■ Goal ■
The entries below contain pictures. Retype everything except those pictures, exactly as given.

■ Records provided ■
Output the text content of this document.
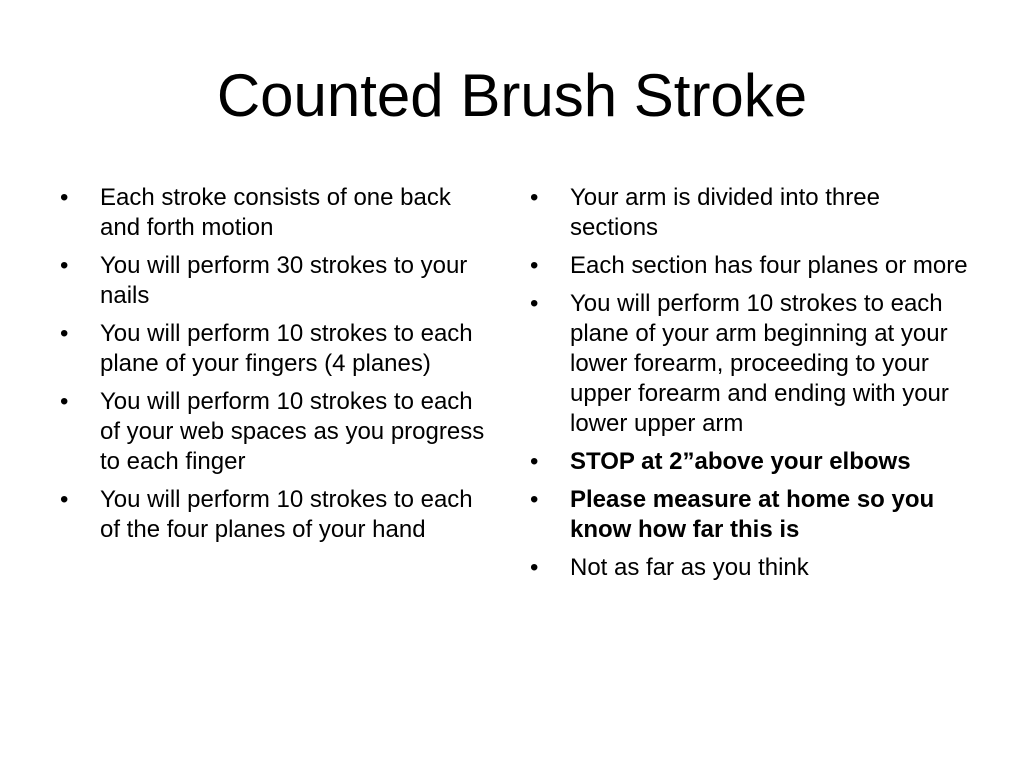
Counted Brush Stroke
•	Each stroke consists of one back and forth motion
•	You will perform 30 strokes to your nails
•	You will perform 10 strokes to each plane of your fingers (4 planes)
•	You will perform 10 strokes to each of your web spaces as you progress to each finger
•	You will perform 10 strokes to each of the four planes of your hand
•	Your arm is divided into three sections
•	Each section has four planes or more
•	You will perform 10 strokes to each plane of your arm beginning at your lower forearm, proceeding to your upper forearm and ending with your lower upper arm
•	STOP at 2”above your elbows
•	Please measure at home so you know how far this is
•	Not as far as you think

■ Task answer ■
Output the text content of this document.
Counted Brush Stroke
•	Each stroke consists of one back and forth motion
•	You will perform 30 strokes to your nails
•	You will perform 10 strokes to each plane of your fingers (4 planes)
•	You will perform 10 strokes to each of your web spaces as you progress to each finger
•	You will perform 10 strokes to each of the four planes of your hand
•	Your arm is divided into three sections
•	Each section has four planes or more
•	You will perform 10 strokes to each plane of your arm beginning at your lower forearm, proceeding to your upper forearm and ending with your lower upper arm
•	STOP at 2”above your elbows
•	Please measure at home so you know how far this is
•	Not as far as you think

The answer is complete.